### The data
· · · · · · ·

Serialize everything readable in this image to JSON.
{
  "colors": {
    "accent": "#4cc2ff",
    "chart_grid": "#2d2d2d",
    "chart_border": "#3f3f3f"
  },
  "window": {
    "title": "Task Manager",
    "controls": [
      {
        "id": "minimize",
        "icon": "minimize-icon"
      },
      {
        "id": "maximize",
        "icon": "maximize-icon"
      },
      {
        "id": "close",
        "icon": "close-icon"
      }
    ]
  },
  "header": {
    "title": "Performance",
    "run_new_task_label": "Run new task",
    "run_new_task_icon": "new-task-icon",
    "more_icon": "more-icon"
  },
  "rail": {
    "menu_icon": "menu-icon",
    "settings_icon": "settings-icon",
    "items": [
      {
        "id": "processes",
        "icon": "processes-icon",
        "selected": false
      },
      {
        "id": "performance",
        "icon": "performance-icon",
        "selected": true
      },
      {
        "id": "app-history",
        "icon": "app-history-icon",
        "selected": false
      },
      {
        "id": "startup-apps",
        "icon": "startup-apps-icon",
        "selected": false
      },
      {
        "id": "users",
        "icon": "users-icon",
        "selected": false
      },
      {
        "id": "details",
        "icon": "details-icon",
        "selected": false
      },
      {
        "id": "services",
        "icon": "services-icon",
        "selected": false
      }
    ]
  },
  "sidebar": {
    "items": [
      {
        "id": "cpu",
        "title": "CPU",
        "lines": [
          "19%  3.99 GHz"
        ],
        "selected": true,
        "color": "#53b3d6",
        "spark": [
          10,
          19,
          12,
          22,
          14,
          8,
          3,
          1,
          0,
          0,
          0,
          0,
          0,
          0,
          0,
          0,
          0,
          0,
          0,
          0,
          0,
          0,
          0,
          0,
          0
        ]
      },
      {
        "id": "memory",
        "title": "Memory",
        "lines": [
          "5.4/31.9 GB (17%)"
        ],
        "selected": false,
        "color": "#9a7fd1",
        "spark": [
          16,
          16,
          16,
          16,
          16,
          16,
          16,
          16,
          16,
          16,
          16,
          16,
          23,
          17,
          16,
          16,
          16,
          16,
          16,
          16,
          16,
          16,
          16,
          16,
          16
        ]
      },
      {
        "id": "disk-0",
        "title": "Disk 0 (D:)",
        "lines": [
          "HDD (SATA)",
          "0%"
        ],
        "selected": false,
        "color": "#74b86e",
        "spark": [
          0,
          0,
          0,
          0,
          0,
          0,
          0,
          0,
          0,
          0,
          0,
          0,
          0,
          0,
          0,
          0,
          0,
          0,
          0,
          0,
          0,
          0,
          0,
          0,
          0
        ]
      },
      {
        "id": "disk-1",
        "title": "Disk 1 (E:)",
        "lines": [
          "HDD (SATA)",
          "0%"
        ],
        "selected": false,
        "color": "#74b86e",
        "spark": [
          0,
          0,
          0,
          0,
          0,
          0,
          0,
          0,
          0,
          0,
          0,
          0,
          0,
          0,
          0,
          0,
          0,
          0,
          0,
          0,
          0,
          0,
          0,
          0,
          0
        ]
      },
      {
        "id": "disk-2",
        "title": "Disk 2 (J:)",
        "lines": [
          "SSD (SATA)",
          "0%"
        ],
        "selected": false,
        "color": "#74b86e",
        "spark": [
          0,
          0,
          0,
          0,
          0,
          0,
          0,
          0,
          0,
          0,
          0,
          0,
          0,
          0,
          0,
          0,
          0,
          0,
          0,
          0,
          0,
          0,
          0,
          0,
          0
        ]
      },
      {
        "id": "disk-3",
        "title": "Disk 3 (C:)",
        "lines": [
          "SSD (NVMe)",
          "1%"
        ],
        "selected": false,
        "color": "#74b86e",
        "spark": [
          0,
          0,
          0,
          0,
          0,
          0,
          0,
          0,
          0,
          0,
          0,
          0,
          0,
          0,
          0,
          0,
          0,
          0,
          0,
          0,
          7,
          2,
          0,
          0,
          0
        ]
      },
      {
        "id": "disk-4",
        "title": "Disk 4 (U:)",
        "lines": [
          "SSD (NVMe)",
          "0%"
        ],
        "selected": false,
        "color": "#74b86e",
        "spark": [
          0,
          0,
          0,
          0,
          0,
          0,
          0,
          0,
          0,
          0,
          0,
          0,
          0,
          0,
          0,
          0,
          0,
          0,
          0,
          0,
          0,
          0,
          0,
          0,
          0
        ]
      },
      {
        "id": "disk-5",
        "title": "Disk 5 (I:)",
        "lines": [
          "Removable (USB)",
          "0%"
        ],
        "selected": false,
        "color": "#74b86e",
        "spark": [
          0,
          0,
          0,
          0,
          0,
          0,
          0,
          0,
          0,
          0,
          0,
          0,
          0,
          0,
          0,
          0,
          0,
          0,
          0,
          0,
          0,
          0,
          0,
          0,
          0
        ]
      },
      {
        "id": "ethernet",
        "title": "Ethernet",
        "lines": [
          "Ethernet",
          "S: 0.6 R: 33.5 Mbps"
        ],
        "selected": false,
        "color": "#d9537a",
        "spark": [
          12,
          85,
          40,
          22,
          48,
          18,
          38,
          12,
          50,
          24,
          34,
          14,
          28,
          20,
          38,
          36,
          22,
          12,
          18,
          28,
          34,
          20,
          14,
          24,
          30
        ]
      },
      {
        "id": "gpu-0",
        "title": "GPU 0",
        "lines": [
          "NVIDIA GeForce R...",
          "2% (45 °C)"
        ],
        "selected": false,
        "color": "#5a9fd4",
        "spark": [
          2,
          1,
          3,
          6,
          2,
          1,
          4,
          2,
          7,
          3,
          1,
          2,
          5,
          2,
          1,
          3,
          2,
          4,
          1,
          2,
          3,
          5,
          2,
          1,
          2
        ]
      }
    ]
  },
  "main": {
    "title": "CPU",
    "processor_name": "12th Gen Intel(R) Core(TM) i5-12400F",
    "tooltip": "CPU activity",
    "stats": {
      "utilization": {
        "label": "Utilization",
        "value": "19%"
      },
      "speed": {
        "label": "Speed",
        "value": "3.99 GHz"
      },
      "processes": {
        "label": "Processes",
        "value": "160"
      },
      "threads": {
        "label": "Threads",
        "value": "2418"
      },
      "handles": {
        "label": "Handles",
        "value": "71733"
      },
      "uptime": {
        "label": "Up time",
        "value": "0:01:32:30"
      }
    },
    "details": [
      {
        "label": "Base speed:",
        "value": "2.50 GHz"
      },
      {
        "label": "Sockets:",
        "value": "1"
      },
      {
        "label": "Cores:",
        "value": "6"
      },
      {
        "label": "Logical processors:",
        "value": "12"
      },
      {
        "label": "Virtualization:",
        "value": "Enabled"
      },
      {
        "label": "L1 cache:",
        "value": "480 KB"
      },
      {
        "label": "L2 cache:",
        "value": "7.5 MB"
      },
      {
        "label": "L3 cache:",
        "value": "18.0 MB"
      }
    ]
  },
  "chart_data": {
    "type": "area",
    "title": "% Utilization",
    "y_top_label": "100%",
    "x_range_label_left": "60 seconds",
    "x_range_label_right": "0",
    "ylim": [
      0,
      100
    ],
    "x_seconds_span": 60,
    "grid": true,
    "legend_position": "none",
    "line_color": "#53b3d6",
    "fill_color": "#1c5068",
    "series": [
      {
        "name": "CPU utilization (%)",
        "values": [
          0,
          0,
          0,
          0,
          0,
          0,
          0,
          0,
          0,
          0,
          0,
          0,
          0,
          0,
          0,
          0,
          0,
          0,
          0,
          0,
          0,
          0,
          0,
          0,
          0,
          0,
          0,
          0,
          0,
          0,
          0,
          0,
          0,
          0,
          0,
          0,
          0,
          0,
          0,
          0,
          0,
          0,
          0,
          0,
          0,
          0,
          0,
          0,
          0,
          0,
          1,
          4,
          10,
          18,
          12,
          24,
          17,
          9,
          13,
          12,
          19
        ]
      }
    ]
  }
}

· · · · · · ·

### What you will do
Set down every record above exactly as given.

### Solution for this task
Serialize everything readable in this image to JSON.
{
  "colors": {
    "accent": "#4cc2ff",
    "chart_grid": "#2d2d2d",
    "chart_border": "#3f3f3f"
  },
  "window": {
    "title": "Task Manager",
    "controls": [
      {
        "id": "minimize",
        "icon": "minimize-icon"
      },
      {
        "id": "maximize",
        "icon": "maximize-icon"
      },
      {
        "id": "close",
        "icon": "close-icon"
      }
    ]
  },
  "header": {
    "title": "Performance",
    "run_new_task_label": "Run new task",
    "run_new_task_icon": "new-task-icon",
    "more_icon": "more-icon"
  },
  "rail": {
    "menu_icon": "menu-icon",
    "settings_icon": "settings-icon",
    "items": [
      {
        "id": "processes",
        "icon": "processes-icon",
        "selected": false
      },
      {
        "id": "performance",
        "icon": "performance-icon",
        "selected": true
      },
      {
        "id": "app-history",
        "icon": "app-history-icon",
        "selected": false
      },
      {
        "id": "startup-apps",
        "icon": "startup-apps-icon",
        "selected": false
      },
      {
        "id": "users",
        "icon": "users-icon",
        "selected": false
      },
      {
        "id": "details",
        "icon": "details-icon",
        "selected": false
      },
      {
        "id": "services",
        "icon": "services-icon",
        "selected": false
      }
    ]
  },
  "sidebar": {
    "items": [
      {
        "id": "cpu",
        "title": "CPU",
        "lines": [
          "19%  3.99 GHz"
        ],
        "selected": true,
        "color": "#53b3d6",
        "spark": [
          10,
          19,
          12,
          22,
          14,
          8,
          3,
          1,
          0,
          0,
          0,
          0,
          0,
          0,
          0,
          0,
          0,
          0,
          0,
          0,
          0,
          0,
          0,
          0,
          0
        ]
      },
      {
        "id": "memory",
        "title": "Memory",
        "lines": [
          "5.4/31.9 GB (17%)"
        ],
        "selected": false,
        "color": "#9a7fd1",
        "spark": [
          16,
          16,
          16,
          16,
          16,
          16,
          16,
          16,
          16,
          16,
          16,
          16,
          23,
          17,
          16,
          16,
          16,
          16,
          16,
          16,
          16,
          16,
          16,
          16,
          16
        ]
      },
      {
        "id": "disk-0",
        "title": "Disk 0 (D:)",
        "lines": [
          "HDD (SATA)",
          "0%"
        ],
        "selected": false,
        "color": "#74b86e",
        "spark": [
          0,
          0,
          0,
          0,
          0,
          0,
          0,
          0,
          0,
          0,
          0,
          0,
          0,
          0,
          0,
          0,
          0,
          0,
          0,
          0,
          0,
          0,
          0,
          0,
          0
        ]
      },
      {
        "id": "disk-1",
        "title": "Disk 1 (E:)",
        "lines": [
          "HDD (SATA)",
          "0%"
        ],
        "selected": false,
        "color": "#74b86e",
        "spark": [
          0,
          0,
          0,
          0,
          0,
          0,
          0,
          0,
          0,
          0,
          0,
          0,
          0,
          0,
          0,
          0,
          0,
          0,
          0,
          0,
          0,
          0,
          0,
          0,
          0
        ]
      },
      {
        "id": "disk-2",
        "title": "Disk 2 (J:)",
        "lines": [
          "SSD (SATA)",
          "0%"
        ],
        "selected": false,
        "color": "#74b86e",
        "spark": [
          0,
          0,
          0,
          0,
          0,
          0,
          0,
          0,
          0,
          0,
          0,
          0,
          0,
          0,
          0,
          0,
          0,
          0,
          0,
          0,
          0,
          0,
          0,
          0,
          0
        ]
      },
      {
        "id": "disk-3",
        "title": "Disk 3 (C:)",
        "lines": [
          "SSD (NVMe)",
          "1%"
        ],
        "selected": false,
        "color": "#74b86e",
        "spark": [
          0,
          0,
          0,
          0,
          0,
          0,
          0,
          0,
          0,
          0,
          0,
          0,
          0,
          0,
          0,
          0,
          0,
          0,
          0,
          0,
          7,
          2,
          0,
          0,
          0
        ]
      },
      {
        "id": "disk-4",
        "title": "Disk 4 (U:)",
        "lines": [
          "SSD (NVMe)",
          "0%"
        ],
        "selected": false,
        "color": "#74b86e",
        "spark": [
          0,
          0,
          0,
          0,
          0,
          0,
          0,
          0,
          0,
          0,
          0,
          0,
          0,
          0,
          0,
          0,
          0,
          0,
          0,
          0,
          0,
          0,
          0,
          0,
          0
        ]
      },
      {
        "id": "disk-5",
        "title": "Disk 5 (I:)",
        "lines": [
          "Removable (USB)",
          "0%"
        ],
        "selected": false,
        "color": "#74b86e",
        "spark": [
          0,
          0,
          0,
          0,
          0,
          0,
          0,
          0,
          0,
          0,
          0,
          0,
          0,
          0,
          0,
          0,
          0,
          0,
          0,
          0,
          0,
          0,
          0,
          0,
          0
        ]
      },
      {
        "id": "ethernet",
        "title": "Ethernet",
        "lines": [
          "Ethernet",
          "S: 0.6 R: 33.5 Mbps"
        ],
        "selected": false,
        "color": "#d9537a",
        "spark": [
          12,
          85,
          40,
          22,
          48,
          18,
          38,
          12,
          50,
          24,
          34,
          14,
          28,
          20,
          38,
          36,
          22,
          12,
          18,
          28,
          34,
          20,
          14,
          24,
          30
        ]
      },
      {
        "id": "gpu-0",
        "title": "GPU 0",
        "lines": [
          "NVIDIA GeForce R...",
          "2% (45 °C)"
        ],
        "selected": false,
        "color": "#5a9fd4",
        "spark": [
          2,
          1,
          3,
          6,
          2,
          1,
          4,
          2,
          7,
          3,
          1,
          2,
          5,
          2,
          1,
          3,
          2,
          4,
          1,
          2,
          3,
          5,
          2,
          1,
          2
        ]
      }
    ]
  },
  "main": {
    "title": "CPU",
    "processor_name": "12th Gen Intel(R) Core(TM) i5-12400F",
    "tooltip": "CPU activity",
    "stats": {
      "utilization": {
        "label": "Utilization",
        "value": "19%"
      },
      "speed": {
        "label": "Speed",
        "value": "3.99 GHz"
      },
      "processes": {
        "label": "Processes",
        "value": "160"
      },
      "threads": {
        "label": "Threads",
        "value": "2418"
      },
      "handles": {
        "label": "Handles",
        "value": "71733"
      },
      "uptime": {
        "label": "Up time",
        "value": "0:01:32:30"
      }
    },
    "details": [
      {
        "label": "Base speed:",
        "value": "2.50 GHz"
      },
      {
        "label": "Sockets:",
        "value": "1"
      },
      {
        "label": "Cores:",
        "value": "6"
      },
      {
        "label": "Logical processors:",
        "value": "12"
      },
      {
        "label": "Virtualization:",
        "value": "Enabled"
      },
      {
        "label": "L1 cache:",
        "value": "480 KB"
      },
      {
        "label": "L2 cache:",
        "value": "7.5 MB"
      },
      {
        "label": "L3 cache:",
        "value": "18.0 MB"
      }
    ]
  },
  "chart_data": {
    "type": "area",
    "title": "% Utilization",
    "y_top_label": "100%",
    "x_range_label_left": "60 seconds",
    "x_range_label_right": "0",
    "ylim": [
      0,
      100
    ],
    "x_seconds_span": 60,
    "grid": true,
    "legend_position": "none",
    "line_color": "#53b3d6",
    "fill_color": "#1c5068",
    "series": [
      {
        "name": "CPU utilization (%)",
        "values": [
          0,
          0,
          0,
          0,
          0,
          0,
          0,
          0,
          0,
          0,
          0,
          0,
          0,
          0,
          0,
          0,
          0,
          0,
          0,
          0,
          0,
          0,
          0,
          0,
          0,
          0,
          0,
          0,
          0,
          0,
          0,
          0,
          0,
          0,
          0,
          0,
          0,
          0,
          0,
          0,
          0,
          0,
          0,
          0,
          0,
          0,
          0,
          0,
          0,
          0,
          1,
          4,
          10,
          18,
          12,
          24,
          17,
          9,
          13,
          12,
          19
        ]
      }
    ]
  }
}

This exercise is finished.